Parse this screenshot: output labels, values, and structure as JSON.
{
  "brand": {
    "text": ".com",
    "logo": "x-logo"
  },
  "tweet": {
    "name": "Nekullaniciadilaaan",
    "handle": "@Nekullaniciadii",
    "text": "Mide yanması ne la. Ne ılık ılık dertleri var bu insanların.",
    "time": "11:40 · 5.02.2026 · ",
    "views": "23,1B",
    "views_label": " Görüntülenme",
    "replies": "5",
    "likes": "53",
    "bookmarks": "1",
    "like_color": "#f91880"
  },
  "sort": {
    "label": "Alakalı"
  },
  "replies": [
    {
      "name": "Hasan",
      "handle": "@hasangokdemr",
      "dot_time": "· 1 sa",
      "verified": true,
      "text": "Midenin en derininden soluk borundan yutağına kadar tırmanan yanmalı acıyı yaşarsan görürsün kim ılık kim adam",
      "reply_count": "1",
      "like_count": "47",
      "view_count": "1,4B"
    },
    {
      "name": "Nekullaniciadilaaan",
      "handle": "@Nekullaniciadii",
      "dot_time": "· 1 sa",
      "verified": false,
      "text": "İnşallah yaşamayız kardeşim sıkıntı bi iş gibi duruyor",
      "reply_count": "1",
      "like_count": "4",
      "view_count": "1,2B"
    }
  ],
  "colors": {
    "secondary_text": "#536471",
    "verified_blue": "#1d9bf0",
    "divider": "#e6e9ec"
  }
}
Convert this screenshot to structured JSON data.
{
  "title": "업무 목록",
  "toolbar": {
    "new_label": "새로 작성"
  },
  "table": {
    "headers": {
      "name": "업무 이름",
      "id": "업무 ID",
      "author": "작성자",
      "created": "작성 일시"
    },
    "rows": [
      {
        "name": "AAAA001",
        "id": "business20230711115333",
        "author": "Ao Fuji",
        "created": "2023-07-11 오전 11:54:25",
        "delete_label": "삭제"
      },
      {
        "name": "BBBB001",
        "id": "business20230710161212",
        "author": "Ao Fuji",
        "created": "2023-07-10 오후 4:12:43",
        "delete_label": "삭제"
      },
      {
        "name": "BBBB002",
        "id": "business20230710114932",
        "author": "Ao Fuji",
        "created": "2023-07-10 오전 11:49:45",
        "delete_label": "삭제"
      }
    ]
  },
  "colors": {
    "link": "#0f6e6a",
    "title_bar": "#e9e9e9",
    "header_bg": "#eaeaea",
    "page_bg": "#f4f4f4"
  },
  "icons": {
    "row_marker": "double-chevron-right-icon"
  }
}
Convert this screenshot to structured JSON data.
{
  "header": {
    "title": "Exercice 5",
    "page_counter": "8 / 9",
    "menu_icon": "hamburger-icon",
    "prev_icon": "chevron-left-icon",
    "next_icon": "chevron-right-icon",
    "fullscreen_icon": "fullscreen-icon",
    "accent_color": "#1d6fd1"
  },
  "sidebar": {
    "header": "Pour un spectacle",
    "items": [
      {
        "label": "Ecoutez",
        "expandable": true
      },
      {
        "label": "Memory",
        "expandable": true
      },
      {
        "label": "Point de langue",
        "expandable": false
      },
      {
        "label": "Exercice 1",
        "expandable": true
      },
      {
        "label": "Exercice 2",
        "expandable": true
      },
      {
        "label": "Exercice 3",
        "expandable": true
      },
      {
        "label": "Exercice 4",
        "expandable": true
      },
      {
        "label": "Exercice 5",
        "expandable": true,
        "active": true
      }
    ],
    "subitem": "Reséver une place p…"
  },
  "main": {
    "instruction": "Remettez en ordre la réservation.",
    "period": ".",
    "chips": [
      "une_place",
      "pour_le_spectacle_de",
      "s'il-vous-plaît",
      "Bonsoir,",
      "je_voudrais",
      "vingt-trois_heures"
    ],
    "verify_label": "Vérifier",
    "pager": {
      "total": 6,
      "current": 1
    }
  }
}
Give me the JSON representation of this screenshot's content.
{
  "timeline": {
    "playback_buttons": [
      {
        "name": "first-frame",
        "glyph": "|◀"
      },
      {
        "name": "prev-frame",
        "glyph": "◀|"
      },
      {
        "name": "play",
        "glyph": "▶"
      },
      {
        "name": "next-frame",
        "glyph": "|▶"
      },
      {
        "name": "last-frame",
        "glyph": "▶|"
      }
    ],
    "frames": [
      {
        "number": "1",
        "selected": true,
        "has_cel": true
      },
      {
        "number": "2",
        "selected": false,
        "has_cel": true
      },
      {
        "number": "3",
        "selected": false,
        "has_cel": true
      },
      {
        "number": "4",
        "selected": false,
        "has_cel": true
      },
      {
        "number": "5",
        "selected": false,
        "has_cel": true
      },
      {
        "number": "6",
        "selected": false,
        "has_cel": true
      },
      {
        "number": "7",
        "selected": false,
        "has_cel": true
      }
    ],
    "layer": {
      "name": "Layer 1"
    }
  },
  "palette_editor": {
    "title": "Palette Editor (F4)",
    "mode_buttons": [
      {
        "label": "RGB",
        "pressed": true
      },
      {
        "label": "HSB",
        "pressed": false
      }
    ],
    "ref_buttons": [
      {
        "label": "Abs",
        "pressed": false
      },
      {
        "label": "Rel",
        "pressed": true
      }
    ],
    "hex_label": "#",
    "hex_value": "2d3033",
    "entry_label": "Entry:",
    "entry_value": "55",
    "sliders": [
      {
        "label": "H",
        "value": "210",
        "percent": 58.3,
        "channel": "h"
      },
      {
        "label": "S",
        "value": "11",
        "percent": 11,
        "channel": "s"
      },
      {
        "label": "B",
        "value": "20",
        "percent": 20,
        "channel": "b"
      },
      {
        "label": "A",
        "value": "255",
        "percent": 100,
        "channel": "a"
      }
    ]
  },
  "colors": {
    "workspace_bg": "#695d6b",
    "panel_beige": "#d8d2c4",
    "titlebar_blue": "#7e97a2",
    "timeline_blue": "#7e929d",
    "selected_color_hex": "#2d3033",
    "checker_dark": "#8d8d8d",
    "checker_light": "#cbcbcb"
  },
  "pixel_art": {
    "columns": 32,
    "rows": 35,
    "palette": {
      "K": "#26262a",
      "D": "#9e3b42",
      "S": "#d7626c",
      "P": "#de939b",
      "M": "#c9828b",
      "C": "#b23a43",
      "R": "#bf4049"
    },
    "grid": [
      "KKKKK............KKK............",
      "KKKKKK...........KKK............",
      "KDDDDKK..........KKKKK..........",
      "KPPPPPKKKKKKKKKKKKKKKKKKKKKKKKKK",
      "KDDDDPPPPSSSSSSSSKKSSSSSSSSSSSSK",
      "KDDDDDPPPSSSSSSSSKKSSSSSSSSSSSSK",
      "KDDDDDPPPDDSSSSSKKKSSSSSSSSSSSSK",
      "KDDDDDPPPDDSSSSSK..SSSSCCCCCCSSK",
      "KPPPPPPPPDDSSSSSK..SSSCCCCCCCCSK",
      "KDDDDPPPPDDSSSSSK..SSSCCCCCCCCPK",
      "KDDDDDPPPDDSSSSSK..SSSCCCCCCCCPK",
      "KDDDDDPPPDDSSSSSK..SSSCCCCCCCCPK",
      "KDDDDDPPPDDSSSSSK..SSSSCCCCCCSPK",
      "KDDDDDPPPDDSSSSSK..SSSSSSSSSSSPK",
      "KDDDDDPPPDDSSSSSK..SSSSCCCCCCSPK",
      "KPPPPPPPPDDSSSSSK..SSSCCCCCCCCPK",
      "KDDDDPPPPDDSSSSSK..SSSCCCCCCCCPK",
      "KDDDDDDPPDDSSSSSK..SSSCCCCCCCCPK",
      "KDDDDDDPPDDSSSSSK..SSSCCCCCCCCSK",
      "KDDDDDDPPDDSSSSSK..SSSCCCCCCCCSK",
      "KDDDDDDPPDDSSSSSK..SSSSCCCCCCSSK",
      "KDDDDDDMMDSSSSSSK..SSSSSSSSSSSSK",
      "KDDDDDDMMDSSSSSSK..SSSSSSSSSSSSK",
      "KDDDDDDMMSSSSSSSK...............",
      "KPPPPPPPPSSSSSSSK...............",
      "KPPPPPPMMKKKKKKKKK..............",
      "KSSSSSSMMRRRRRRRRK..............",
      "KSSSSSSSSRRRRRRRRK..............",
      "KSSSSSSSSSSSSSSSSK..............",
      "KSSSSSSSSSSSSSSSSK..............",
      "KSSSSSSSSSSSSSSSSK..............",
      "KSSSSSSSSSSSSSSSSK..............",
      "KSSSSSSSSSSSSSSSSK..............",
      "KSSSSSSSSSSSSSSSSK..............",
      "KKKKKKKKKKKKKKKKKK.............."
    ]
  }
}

****************

Gather up every line from the listing above in which the word "Nekullaniciadilaaan" occurs.

    "name": "Nekullaniciadilaaan",
      "name": "Nekullaniciadilaaan",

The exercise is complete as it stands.